Given task: Keep the pictures out of the copy and print all the entries below exactly.

Supplied data:
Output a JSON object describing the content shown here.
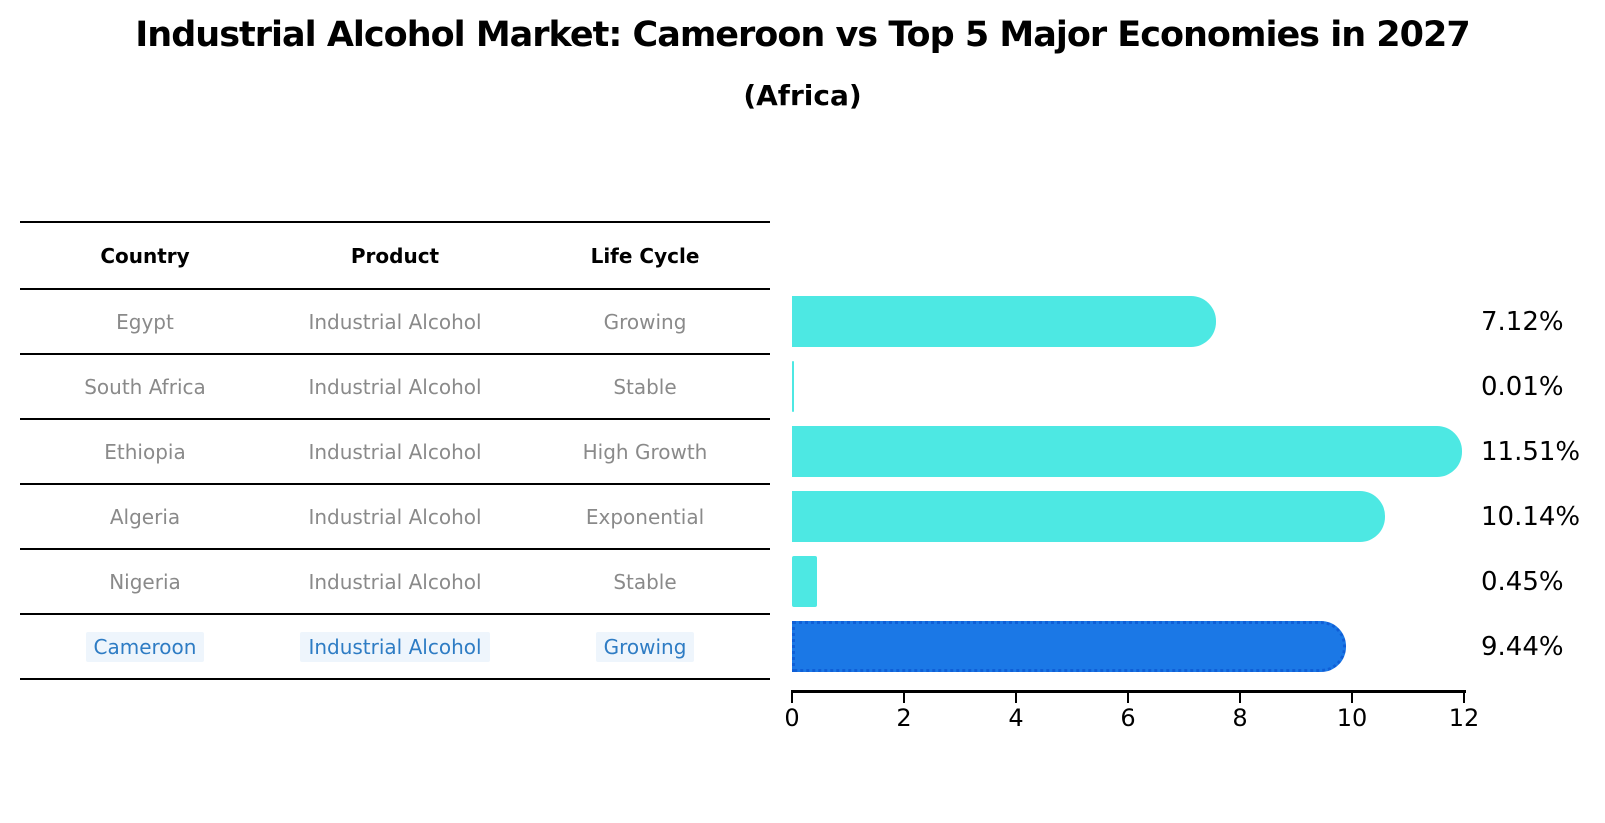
{
  "title": "Industrial Alcohol Market: Cameroon vs Top 5 Major Economies in 2027",
  "subtitle": "(Africa)",
  "table": {
    "headers": [
      "Country",
      "Product",
      "Life Cycle"
    ],
    "rows": [
      {
        "country": "Egypt",
        "product": "Industrial Alcohol",
        "life_cycle": "Growing",
        "highlight": false
      },
      {
        "country": "South Africa",
        "product": "Industrial Alcohol",
        "life_cycle": "Stable",
        "highlight": false
      },
      {
        "country": "Ethiopia",
        "product": "Industrial Alcohol",
        "life_cycle": "High Growth",
        "highlight": false
      },
      {
        "country": "Algeria",
        "product": "Industrial Alcohol",
        "life_cycle": "Exponential",
        "highlight": false
      },
      {
        "country": "Nigeria",
        "product": "Industrial Alcohol",
        "life_cycle": "Stable",
        "highlight": false
      },
      {
        "country": "Cameroon",
        "product": "Industrial Alcohol",
        "life_cycle": "Growing",
        "highlight": true
      }
    ]
  },
  "chart_data": {
    "type": "bar",
    "orientation": "horizontal",
    "title": "Industrial Alcohol Market: Cameroon vs Top 5 Major Economies in 2027",
    "subtitle": "(Africa)",
    "categories": [
      "Egypt",
      "South Africa",
      "Ethiopia",
      "Algeria",
      "Nigeria",
      "Cameroon"
    ],
    "values": [
      7.12,
      0.01,
      11.51,
      10.14,
      0.45,
      9.44
    ],
    "value_labels": [
      "7.12%",
      "0.01%",
      "11.51%",
      "10.14%",
      "0.45%",
      "9.44%"
    ],
    "highlight_index": 5,
    "xlim": [
      0,
      12
    ],
    "xticks": [
      "0",
      "2",
      "4",
      "6",
      "8",
      "10",
      "12"
    ],
    "grid": false,
    "legend": false,
    "colors": {
      "bar": "#4de8e3",
      "highlight_bar": "#1b78e6",
      "highlight_bar_border": "#0f5fd7",
      "row_text": "#8a8a8a",
      "highlight_text": "#2e7cc4",
      "axis": "#000000"
    }
  }
}
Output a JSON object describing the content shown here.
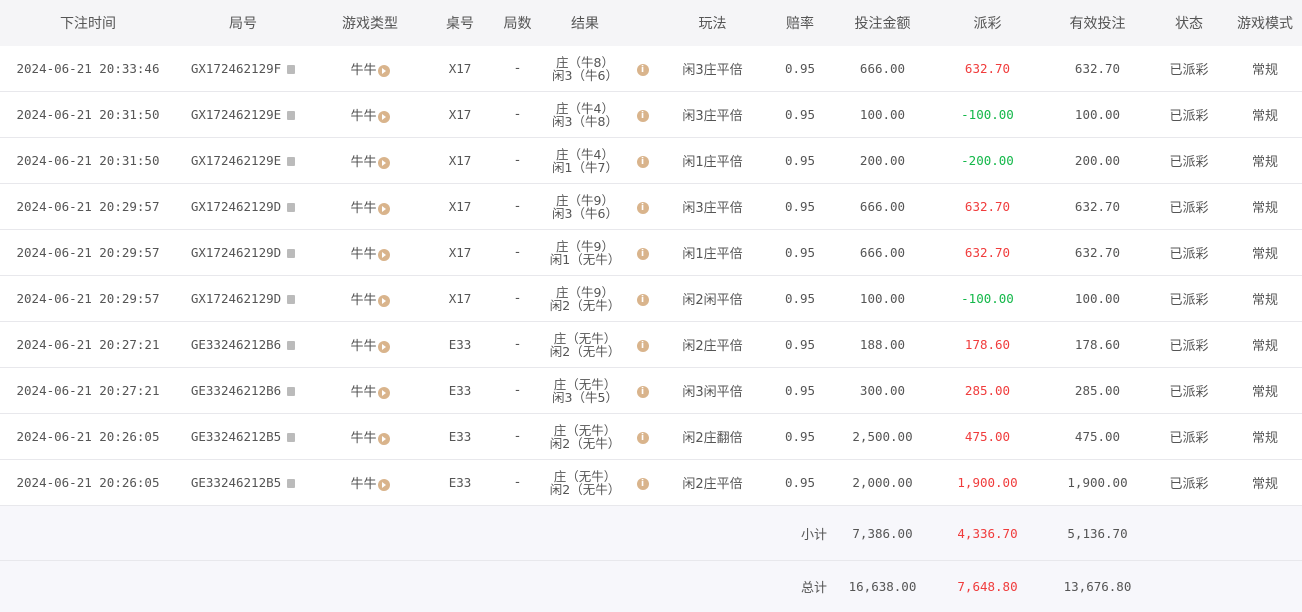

Answer to this task:
Output a JSON object describing the content shown here.
{
  "title": "Industrial Alcohol Market: Cameroon vs Top 5 Major Economies in 2027",
  "subtitle": "(Africa)",
  "table": {
    "headers": [
      "Country",
      "Product",
      "Life Cycle"
    ],
    "rows": [
      {
        "country": "Egypt",
        "product": "Industrial Alcohol",
        "life_cycle": "Growing",
        "highlight": false
      },
      {
        "country": "South Africa",
        "product": "Industrial Alcohol",
        "life_cycle": "Stable",
        "highlight": false
      },
      {
        "country": "Ethiopia",
        "product": "Industrial Alcohol",
        "life_cycle": "High Growth",
        "highlight": false
      },
      {
        "country": "Algeria",
        "product": "Industrial Alcohol",
        "life_cycle": "Exponential",
        "highlight": false
      },
      {
        "country": "Nigeria",
        "product": "Industrial Alcohol",
        "life_cycle": "Stable",
        "highlight": false
      },
      {
        "country": "Cameroon",
        "product": "Industrial Alcohol",
        "life_cycle": "Growing",
        "highlight": true
      }
    ]
  },
  "chart_data": {
    "type": "bar",
    "orientation": "horizontal",
    "title": "Industrial Alcohol Market: Cameroon vs Top 5 Major Economies in 2027",
    "subtitle": "(Africa)",
    "categories": [
      "Egypt",
      "South Africa",
      "Ethiopia",
      "Algeria",
      "Nigeria",
      "Cameroon"
    ],
    "values": [
      7.12,
      0.01,
      11.51,
      10.14,
      0.45,
      9.44
    ],
    "value_labels": [
      "7.12%",
      "0.01%",
      "11.51%",
      "10.14%",
      "0.45%",
      "9.44%"
    ],
    "highlight_index": 5,
    "xlim": [
      0,
      12
    ],
    "xticks": [
      "0",
      "2",
      "4",
      "6",
      "8",
      "10",
      "12"
    ],
    "grid": false,
    "legend": false,
    "colors": {
      "bar": "#4de8e3",
      "highlight_bar": "#1b78e6",
      "highlight_bar_border": "#0f5fd7",
      "row_text": "#8a8a8a",
      "highlight_text": "#2e7cc4",
      "axis": "#000000"
    }
  }
}
Output a JSON object describing the content shown here.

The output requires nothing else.